* Goal of the exercise *
Write out the part of the listing below that opens with the line containing "keyword-label: 弹性退休 [45, 362, 101, 378]" and closes with the line containing "heat-bar [245, 228, 443, 242]", both ends included, as a numbered list with blank lines left out. Include only those lines.

[Spatial annotation entries]
━━━

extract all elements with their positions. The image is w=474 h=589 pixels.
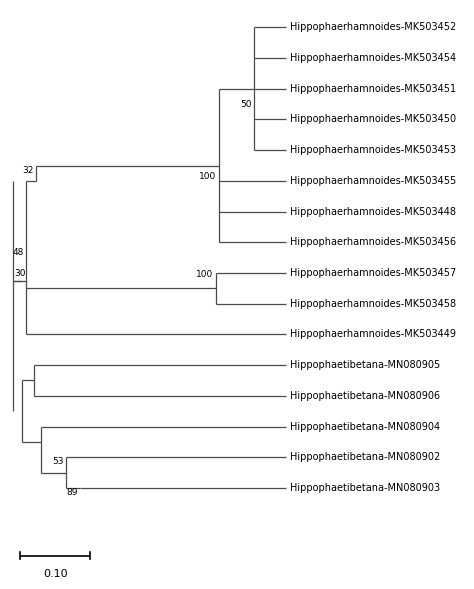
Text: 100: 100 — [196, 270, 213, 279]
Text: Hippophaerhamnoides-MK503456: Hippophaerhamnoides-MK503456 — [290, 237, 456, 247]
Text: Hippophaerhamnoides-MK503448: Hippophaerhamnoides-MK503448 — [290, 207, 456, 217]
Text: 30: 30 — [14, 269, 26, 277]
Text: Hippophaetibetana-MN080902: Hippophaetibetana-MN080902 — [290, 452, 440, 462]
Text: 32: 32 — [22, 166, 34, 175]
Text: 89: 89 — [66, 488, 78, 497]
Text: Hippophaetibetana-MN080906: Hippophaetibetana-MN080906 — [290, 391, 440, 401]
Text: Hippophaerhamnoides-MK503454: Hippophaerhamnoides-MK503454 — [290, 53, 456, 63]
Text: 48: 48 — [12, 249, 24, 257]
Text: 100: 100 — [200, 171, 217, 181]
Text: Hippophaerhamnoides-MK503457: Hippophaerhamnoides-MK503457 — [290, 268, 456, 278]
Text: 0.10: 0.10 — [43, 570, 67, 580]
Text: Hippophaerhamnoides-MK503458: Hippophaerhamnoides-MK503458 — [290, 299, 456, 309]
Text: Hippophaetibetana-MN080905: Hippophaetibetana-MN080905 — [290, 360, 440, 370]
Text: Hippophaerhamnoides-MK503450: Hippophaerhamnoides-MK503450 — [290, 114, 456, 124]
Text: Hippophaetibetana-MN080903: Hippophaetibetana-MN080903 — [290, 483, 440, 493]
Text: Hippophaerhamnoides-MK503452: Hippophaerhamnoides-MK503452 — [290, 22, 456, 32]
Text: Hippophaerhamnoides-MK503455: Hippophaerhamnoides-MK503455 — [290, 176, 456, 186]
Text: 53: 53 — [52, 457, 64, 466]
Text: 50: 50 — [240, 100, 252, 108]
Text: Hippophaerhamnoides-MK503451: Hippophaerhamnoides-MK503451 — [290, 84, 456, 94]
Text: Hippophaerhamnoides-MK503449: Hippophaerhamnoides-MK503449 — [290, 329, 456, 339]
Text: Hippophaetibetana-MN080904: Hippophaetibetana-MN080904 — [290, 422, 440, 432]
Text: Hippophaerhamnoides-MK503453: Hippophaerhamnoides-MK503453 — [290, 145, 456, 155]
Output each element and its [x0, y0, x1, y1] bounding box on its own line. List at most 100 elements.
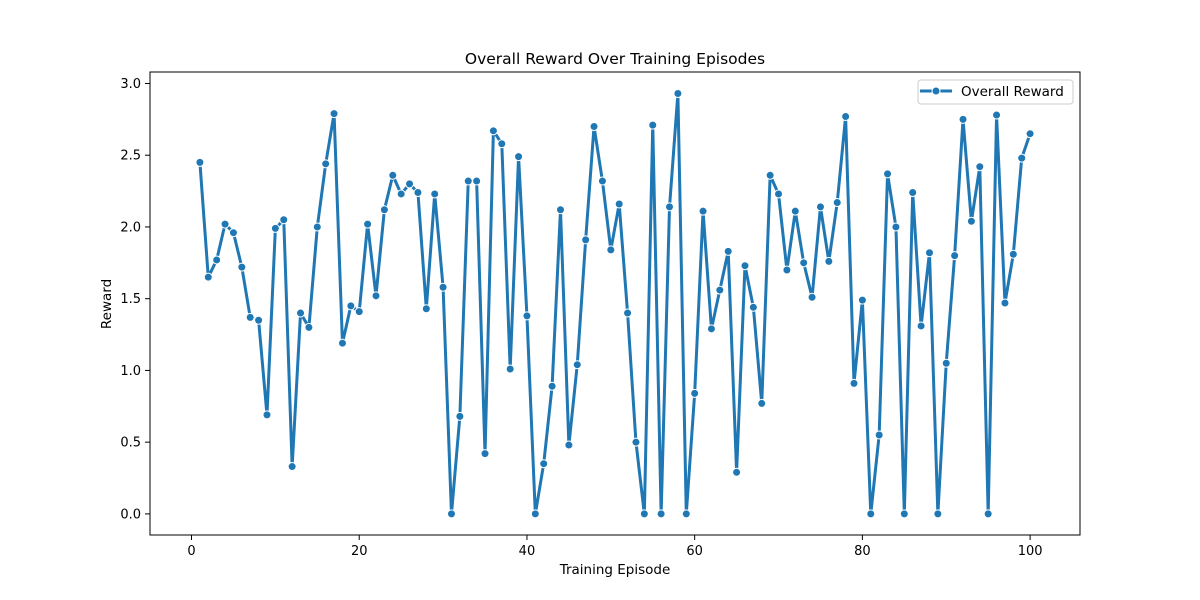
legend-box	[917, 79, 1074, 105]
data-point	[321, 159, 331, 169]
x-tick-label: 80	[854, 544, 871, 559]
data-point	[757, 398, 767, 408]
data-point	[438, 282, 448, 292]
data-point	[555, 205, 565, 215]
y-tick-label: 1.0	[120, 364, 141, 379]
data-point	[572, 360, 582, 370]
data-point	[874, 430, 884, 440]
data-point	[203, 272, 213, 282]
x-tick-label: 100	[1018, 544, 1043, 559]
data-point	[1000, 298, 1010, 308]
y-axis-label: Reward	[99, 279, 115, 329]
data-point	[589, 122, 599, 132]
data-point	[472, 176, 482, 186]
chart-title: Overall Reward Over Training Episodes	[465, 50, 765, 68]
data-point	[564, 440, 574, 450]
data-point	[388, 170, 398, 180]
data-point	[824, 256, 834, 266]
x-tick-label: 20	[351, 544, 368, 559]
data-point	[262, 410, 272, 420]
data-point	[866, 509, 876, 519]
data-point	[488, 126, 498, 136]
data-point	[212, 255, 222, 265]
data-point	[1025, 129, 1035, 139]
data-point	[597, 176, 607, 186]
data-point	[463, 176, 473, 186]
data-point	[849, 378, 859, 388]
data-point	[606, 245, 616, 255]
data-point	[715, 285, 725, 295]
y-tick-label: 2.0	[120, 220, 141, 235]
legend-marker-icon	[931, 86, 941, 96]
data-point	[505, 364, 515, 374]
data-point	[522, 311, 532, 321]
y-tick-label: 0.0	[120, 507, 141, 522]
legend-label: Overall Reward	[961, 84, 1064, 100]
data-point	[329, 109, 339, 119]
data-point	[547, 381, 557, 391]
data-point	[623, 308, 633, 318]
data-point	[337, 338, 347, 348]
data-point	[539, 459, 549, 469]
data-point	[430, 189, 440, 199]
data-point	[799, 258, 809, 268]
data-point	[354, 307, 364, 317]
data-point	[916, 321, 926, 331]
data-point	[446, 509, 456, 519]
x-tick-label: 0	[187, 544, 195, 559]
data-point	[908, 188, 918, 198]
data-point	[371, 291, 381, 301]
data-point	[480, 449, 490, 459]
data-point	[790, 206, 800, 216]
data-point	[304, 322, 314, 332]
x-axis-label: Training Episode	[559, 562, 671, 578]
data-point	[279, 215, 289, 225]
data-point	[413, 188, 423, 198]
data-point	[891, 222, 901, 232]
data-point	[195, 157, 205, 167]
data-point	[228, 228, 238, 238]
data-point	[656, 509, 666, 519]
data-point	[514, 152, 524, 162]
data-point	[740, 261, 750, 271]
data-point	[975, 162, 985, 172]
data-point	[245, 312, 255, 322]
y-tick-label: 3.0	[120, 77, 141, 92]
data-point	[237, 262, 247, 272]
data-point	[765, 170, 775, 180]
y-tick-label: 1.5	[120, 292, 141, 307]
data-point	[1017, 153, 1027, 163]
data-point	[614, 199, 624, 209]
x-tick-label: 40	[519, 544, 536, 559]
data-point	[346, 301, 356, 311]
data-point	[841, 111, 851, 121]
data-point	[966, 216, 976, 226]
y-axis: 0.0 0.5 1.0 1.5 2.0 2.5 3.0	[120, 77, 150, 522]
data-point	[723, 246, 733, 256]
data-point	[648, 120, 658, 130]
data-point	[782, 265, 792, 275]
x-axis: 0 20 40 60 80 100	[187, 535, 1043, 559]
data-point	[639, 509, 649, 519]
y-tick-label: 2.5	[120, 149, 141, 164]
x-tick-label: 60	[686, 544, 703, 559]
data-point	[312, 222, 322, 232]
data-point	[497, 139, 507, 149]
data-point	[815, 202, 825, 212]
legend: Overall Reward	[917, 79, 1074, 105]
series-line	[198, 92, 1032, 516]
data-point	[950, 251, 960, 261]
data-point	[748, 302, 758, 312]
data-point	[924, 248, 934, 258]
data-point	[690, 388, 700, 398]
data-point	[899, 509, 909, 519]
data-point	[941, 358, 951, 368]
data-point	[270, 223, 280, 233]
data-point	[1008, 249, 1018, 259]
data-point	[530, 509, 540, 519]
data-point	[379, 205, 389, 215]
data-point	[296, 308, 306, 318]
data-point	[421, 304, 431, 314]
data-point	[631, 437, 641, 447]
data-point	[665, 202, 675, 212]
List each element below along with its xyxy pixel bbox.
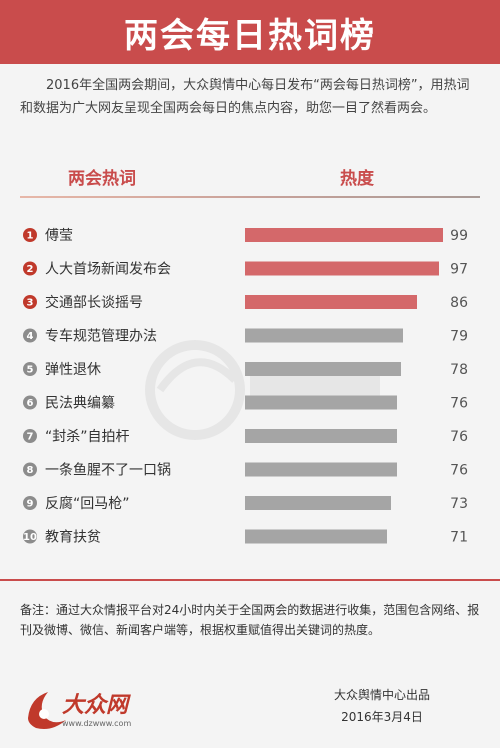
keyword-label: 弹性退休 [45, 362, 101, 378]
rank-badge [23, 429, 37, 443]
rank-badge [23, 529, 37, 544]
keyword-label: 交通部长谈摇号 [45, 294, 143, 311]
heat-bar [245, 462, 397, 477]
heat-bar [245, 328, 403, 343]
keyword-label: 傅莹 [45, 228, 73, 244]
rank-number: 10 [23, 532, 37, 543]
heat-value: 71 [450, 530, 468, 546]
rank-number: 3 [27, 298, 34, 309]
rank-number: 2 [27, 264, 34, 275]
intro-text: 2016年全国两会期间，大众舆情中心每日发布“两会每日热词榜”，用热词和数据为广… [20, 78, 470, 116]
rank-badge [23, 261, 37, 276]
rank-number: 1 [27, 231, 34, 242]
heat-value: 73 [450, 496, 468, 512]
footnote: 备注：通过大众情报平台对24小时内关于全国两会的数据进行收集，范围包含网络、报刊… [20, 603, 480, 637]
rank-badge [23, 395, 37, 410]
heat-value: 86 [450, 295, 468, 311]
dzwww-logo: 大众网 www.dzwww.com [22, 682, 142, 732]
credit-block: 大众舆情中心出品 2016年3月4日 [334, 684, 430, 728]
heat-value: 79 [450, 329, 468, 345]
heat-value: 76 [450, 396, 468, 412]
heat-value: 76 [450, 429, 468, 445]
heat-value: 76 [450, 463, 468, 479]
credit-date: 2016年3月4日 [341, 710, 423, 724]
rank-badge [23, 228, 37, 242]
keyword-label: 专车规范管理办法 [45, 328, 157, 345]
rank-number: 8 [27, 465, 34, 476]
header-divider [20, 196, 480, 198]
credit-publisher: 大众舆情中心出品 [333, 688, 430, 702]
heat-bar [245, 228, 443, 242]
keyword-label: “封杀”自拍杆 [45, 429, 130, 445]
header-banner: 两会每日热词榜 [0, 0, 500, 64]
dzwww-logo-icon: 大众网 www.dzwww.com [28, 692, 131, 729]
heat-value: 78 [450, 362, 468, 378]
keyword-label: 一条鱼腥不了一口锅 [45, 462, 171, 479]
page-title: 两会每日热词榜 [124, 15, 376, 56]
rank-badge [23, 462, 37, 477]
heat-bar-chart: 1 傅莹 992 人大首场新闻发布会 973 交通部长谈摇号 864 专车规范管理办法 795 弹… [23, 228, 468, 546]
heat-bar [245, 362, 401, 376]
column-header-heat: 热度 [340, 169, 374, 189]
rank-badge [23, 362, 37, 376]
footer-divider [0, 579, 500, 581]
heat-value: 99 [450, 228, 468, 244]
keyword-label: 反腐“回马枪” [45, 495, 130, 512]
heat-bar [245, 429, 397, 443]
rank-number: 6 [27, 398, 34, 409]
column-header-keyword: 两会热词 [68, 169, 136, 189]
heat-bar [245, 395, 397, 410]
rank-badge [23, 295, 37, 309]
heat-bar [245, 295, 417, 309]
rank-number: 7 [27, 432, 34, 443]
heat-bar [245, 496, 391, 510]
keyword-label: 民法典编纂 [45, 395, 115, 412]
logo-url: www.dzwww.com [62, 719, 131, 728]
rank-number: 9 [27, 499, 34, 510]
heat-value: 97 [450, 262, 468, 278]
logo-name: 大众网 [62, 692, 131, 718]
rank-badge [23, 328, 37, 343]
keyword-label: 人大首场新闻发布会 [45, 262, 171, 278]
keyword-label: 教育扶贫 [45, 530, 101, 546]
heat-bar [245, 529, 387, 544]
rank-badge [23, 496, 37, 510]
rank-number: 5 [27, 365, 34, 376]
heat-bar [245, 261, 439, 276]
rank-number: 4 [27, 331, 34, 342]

━━━

* Full answer *
1. keyword-label: 弹性退休 [45, 362, 101, 378]
2. rank-badge [23, 429, 37, 443]
3. rank-badge [23, 529, 37, 544]
4. keyword-label: 交通部长谈摇号 [45, 294, 143, 311]
5. heat-bar [245, 462, 397, 477]
6. heat-bar [245, 328, 403, 343]
7. keyword-label: 傅莹 [45, 228, 73, 244]
8. rank-number: 10 [23, 532, 37, 543]
9. heat-value: 71 [450, 530, 468, 546]
10. rank-number: 3 [27, 298, 34, 309]
11. rank-number: 2 [27, 264, 34, 275]
12. intro-text: 2016年全国两会期间，大众舆情中心每日发布“两会每日热词榜”，用热词和数据为广… [20, 78, 470, 116]
13. rank-badge [23, 261, 37, 276]
14. rank-number: 1 [27, 231, 34, 242]
15. heat-value: 73 [450, 496, 468, 512]
16. footnote: 备注：通过大众情报平台对24小时内关于全国两会的数据进行收集，范围包含网络、报刊… [20, 603, 480, 637]
17. rank-badge [23, 395, 37, 410]
18. heat-value: 86 [450, 295, 468, 311]
19. dzwww-logo: 大众网 www.dzwww.com [22, 682, 142, 732]
20. credit-block: 大众舆情中心出品 2016年3月4日 [334, 684, 430, 728]
21. heat-value: 79 [450, 329, 468, 345]
22. heat-value: 76 [450, 396, 468, 412]
23. heat-value: 76 [450, 429, 468, 445]
24. heat-value: 76 [450, 463, 468, 479]
25. credit-date: 2016年3月4日 [341, 710, 423, 724]
26. rank-badge [23, 228, 37, 242]
27. keyword-label: 专车规范管理办法 [45, 328, 157, 345]
28. rank-number: 8 [27, 465, 34, 476]
29. header-divider [20, 196, 480, 198]
30. credit-publisher: 大众舆情中心出品 [333, 688, 430, 702]
31. heat-bar [245, 228, 443, 242]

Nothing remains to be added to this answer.